## 実施する作業
A: 出前館のDXに関する記事によれば、出前館で求められることが大きく変わったのは、何をするようになってからですか。
B: 出前館のDXに関する記事のうち、「業界変革の鍵はサービスの開発責任者が握っている!今後推進していくDXの全容」を含む語句で始まり「求められているのでしょうか?」で終わる部分を、一字も変えずに書き写してください。
C: 次の各記述が出前館のDXに関する記事の内容と一致するかどうかを「はい」または「いいえ」で答え、判断の根拠となる記事中の語句を正確に引用してください。(i) 話を聞いた開発グループ責任者は吉川英興である。(ii) 以前の出前館では、ユーザーが注文をすると配達員に直接注文が入っていた。(iii) DXは「デジタル技術による業務やビジネスの変革」と説明されている。

## 文書部分
____

業界変革の鍵はサービスの開発責任者が握っている!今後推進していくDXの全容
各分野でDX(デジタル・トランスフォーメーション)が進み、顧客ニーズや企業課題がどんどん変わっていく現代。テクノロジーを駆使しフードデリバリービジネスはどのように業界変革していくのでしょうか? そして出前館におけるDXとは? 取締役 兼 執行役員 プロダクト本部長・鈴木孝知、開発グループ責任者・吉川英興に、出前館のDX戦略、エンジニア目線でできることや理想を聞きました。
フードデリバリーにおけるDXと出前館が向き合っている課題
―各分野でDX(デジタル技術による業務やビジネスの変革)が進み、顧客のニーズや企業課題もどんどん変わっていく時代に生きていると思います。フードデリバリーのDXにおいては、現在、どのようなことが求められているのでしょうか?
【鈴木】
まず出前館の事業として、以前まではユーザーが注文をすると加盟店に注文が入るという注文代行業、言うなればアフィリエイトサイトでした。大きく変わったのは、シェアリングデリバリー(配達代行)をするようになってからです。ユーザーに料理を届けるところまでを責任をもって運んでいるので、かなり大きく、求められることが変わったと思っています。

____

## データ部分
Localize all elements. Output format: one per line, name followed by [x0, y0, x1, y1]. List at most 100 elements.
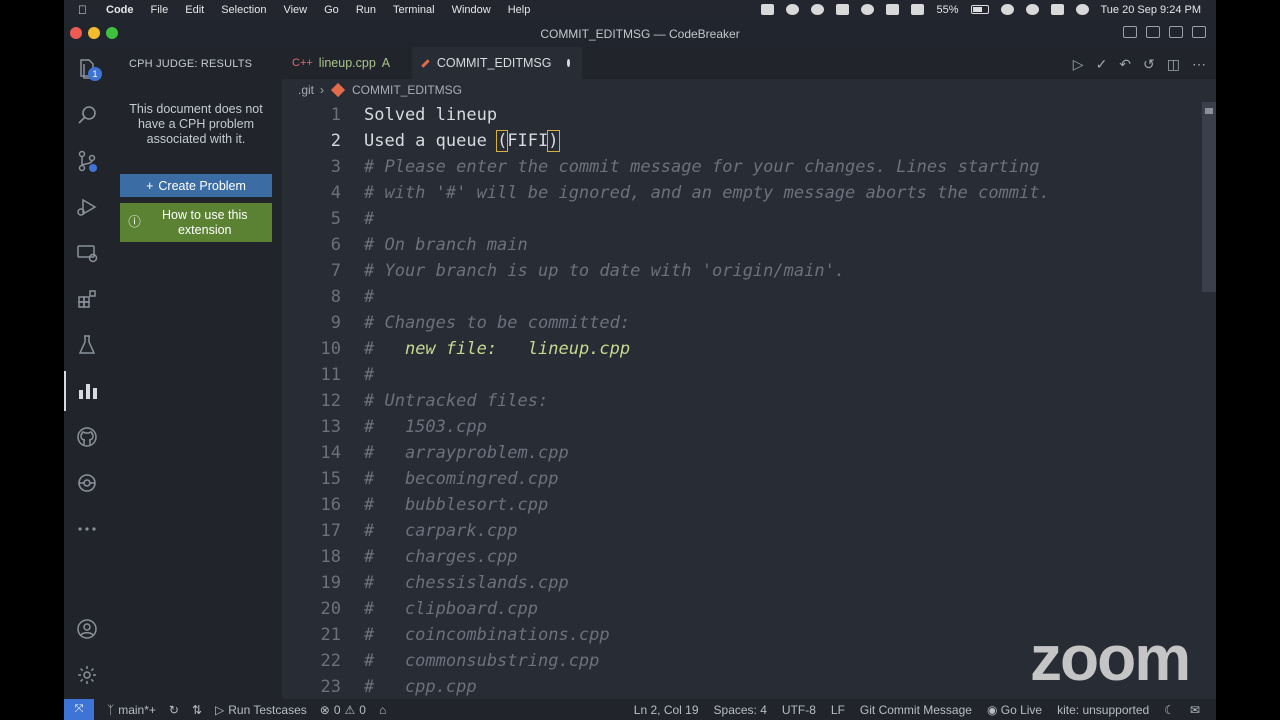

____

## 演習の解答
A: シェアリングデリバリー(配達代行)をするようになってからです。

B:
業界変革の鍵はサービスの開発責任者が握っている!今後推進していくDXの全容
各分野でDX(デジタル・トランスフォーメーション)が進み、顧客ニーズや企業課題がどんどん変わっていく現代。テクノロジーを駆使しフードデリバリービジネスはどのように業界変革していくのでしょうか? そして出前館におけるDXとは? 取締役 兼 執行役員 プロダクト本部長・鈴木孝知、開発グループ責任者・吉川英興に、出前館のDX戦略、エンジニア目線でできることや理想を聞きました。
フードデリバリーにおけるDXと出前館が向き合っている課題
―各分野でDX(デジタル技術による業務やビジネスの変革)が進み、顧客のニーズや企業課題もどんどん変わっていく時代に生きていると思います。フードデリバリーのDXにおいては、現在、どのようなことが求められているのでしょうか?

C:
(i) はい。「開発グループ責任者・吉川英興」
(ii) いいえ。「ユーザーが注文をすると加盟店に注文が入る」
(iii) はい。「DX(デジタル技術による業務やビジネスの変革)」